WHAT TO WORK ON: Among the entries below, count the lines where the string "Nová" occurs, and give only the number.

SOURCE RECORDS:
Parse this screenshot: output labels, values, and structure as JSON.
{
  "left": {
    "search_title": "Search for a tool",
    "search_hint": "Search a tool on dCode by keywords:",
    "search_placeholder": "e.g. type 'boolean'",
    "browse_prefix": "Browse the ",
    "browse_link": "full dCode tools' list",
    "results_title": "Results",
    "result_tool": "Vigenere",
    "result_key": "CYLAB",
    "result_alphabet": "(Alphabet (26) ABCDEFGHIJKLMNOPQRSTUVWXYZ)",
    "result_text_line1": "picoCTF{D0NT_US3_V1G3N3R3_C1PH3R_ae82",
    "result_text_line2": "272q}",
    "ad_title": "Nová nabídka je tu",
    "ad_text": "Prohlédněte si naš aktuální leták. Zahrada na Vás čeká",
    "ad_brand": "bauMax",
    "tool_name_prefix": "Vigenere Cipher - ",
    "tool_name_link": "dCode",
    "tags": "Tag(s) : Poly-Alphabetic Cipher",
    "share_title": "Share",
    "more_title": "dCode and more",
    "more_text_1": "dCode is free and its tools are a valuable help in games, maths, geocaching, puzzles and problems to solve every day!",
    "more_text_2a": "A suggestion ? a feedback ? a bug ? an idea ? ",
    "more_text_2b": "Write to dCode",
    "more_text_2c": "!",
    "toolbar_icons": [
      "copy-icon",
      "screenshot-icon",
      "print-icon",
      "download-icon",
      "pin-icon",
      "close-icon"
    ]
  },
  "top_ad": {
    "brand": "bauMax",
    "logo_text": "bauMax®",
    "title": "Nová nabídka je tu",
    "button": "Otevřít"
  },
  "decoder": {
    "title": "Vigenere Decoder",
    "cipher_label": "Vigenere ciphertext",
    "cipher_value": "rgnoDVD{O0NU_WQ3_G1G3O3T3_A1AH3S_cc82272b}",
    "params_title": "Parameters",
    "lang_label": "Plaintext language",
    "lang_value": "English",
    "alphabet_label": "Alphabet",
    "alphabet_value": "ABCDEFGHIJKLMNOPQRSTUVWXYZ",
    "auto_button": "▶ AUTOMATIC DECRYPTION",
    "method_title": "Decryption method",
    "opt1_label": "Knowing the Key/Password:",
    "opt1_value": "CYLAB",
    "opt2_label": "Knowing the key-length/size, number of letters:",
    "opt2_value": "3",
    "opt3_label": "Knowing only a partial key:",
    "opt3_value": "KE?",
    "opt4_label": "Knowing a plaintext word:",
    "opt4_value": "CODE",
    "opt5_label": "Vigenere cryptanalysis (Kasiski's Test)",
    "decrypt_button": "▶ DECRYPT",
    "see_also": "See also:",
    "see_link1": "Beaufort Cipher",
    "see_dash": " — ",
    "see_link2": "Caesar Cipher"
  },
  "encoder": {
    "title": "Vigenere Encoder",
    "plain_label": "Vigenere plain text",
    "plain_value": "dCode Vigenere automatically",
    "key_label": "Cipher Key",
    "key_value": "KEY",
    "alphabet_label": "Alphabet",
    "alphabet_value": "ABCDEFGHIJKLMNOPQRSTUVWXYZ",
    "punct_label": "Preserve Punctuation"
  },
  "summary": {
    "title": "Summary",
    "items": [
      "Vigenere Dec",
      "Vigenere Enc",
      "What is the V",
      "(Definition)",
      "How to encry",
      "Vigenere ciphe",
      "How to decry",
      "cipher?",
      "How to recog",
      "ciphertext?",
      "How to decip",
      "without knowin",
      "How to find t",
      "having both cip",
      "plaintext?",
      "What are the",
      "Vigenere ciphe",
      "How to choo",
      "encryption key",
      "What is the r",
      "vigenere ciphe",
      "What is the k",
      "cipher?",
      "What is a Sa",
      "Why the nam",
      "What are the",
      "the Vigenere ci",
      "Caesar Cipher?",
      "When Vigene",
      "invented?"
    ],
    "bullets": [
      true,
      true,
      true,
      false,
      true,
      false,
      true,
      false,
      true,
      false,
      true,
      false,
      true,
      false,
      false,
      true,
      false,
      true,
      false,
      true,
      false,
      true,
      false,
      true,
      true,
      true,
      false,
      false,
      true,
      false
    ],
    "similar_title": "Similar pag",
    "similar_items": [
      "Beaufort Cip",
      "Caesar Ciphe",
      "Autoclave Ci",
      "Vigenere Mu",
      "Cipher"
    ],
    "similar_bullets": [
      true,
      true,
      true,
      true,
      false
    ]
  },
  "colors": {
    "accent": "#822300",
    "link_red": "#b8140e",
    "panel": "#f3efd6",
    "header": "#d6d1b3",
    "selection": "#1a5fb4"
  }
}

RESULT FOR THIS EXERCISE: 2